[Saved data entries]
_ _ _ _
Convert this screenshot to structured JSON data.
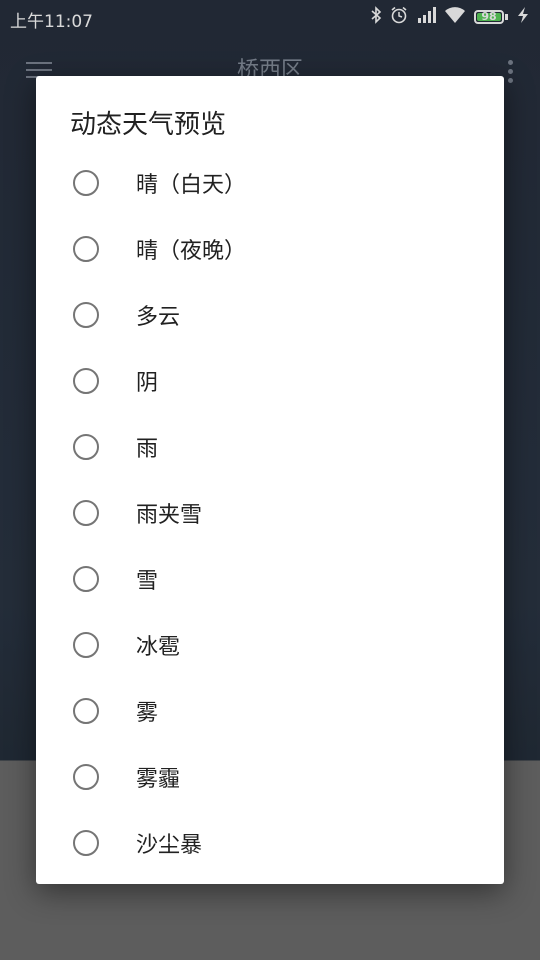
{
  "status_bar": {
    "time": "上午11:07",
    "battery_level": "98",
    "icons": [
      "bluetooth-icon",
      "alarm-icon",
      "signal-icon",
      "wifi-icon",
      "battery-icon",
      "charging-icon"
    ]
  },
  "toolbar": {
    "title": "桥西区"
  },
  "dialog": {
    "title": "动态天气预览",
    "options": [
      {
        "label": "晴（白天）",
        "selected": false
      },
      {
        "label": "晴（夜晚）",
        "selected": false
      },
      {
        "label": "多云",
        "selected": false
      },
      {
        "label": "阴",
        "selected": false
      },
      {
        "label": "雨",
        "selected": false
      },
      {
        "label": "雨夹雪",
        "selected": false
      },
      {
        "label": "雪",
        "selected": false
      },
      {
        "label": "冰雹",
        "selected": false
      },
      {
        "label": "雾",
        "selected": false
      },
      {
        "label": "雾霾",
        "selected": false
      },
      {
        "label": "沙尘暴",
        "selected": false
      }
    ]
  },
  "colors": {
    "radio_outline": "#757575",
    "background": "#2a3341",
    "dialog": "#ffffff"
  }
}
_ _ _ _
[CHALLENGE]
From the data above, write out everything exactly except the pictures.

[RESPONSE TO THIS TASK]
Convert this screenshot to structured JSON data.
{
  "status_bar": {
    "time": "上午11:07",
    "battery_level": "98",
    "icons": [
      "bluetooth-icon",
      "alarm-icon",
      "signal-icon",
      "wifi-icon",
      "battery-icon",
      "charging-icon"
    ]
  },
  "toolbar": {
    "title": "桥西区"
  },
  "dialog": {
    "title": "动态天气预览",
    "options": [
      {
        "label": "晴（白天）",
        "selected": false
      },
      {
        "label": "晴（夜晚）",
        "selected": false
      },
      {
        "label": "多云",
        "selected": false
      },
      {
        "label": "阴",
        "selected": false
      },
      {
        "label": "雨",
        "selected": false
      },
      {
        "label": "雨夹雪",
        "selected": false
      },
      {
        "label": "雪",
        "selected": false
      },
      {
        "label": "冰雹",
        "selected": false
      },
      {
        "label": "雾",
        "selected": false
      },
      {
        "label": "雾霾",
        "selected": false
      },
      {
        "label": "沙尘暴",
        "selected": false
      }
    ]
  },
  "colors": {
    "radio_outline": "#757575",
    "background": "#2a3341",
    "dialog": "#ffffff"
  }
}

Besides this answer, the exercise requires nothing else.